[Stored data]
##########
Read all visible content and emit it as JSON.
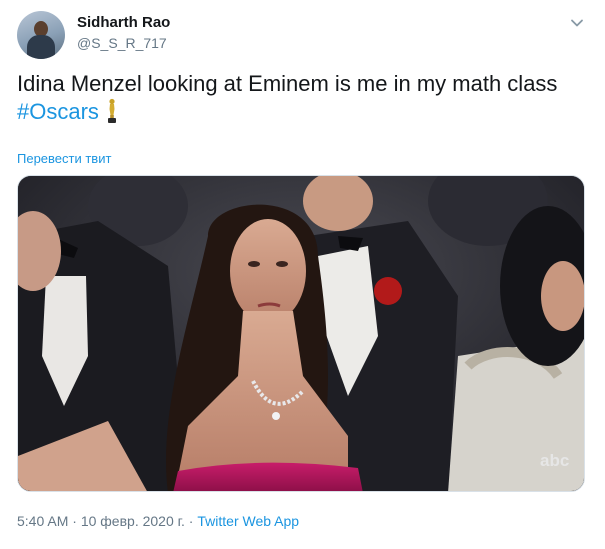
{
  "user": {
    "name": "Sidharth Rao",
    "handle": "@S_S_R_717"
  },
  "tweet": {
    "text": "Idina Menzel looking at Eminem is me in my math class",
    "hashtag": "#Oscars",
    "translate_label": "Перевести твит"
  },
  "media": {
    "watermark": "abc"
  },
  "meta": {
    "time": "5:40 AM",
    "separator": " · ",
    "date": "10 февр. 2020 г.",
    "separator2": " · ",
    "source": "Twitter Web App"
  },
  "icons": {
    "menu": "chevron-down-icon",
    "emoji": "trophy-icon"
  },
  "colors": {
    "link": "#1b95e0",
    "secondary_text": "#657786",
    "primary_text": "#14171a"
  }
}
##########
Task description: Write out the listing above again, exactly, but with no pictures in the copy.

Solution to this task:
Read all visible content and emit it as JSON.
{
  "user": {
    "name": "Sidharth Rao",
    "handle": "@S_S_R_717"
  },
  "tweet": {
    "text": "Idina Menzel looking at Eminem is me in my math class",
    "hashtag": "#Oscars",
    "translate_label": "Перевести твит"
  },
  "media": {
    "watermark": "abc"
  },
  "meta": {
    "time": "5:40 AM",
    "separator": " · ",
    "date": "10 февр. 2020 г.",
    "separator2": " · ",
    "source": "Twitter Web App"
  },
  "icons": {
    "menu": "chevron-down-icon",
    "emoji": "trophy-icon"
  },
  "colors": {
    "link": "#1b95e0",
    "secondary_text": "#657786",
    "primary_text": "#14171a"
  }
}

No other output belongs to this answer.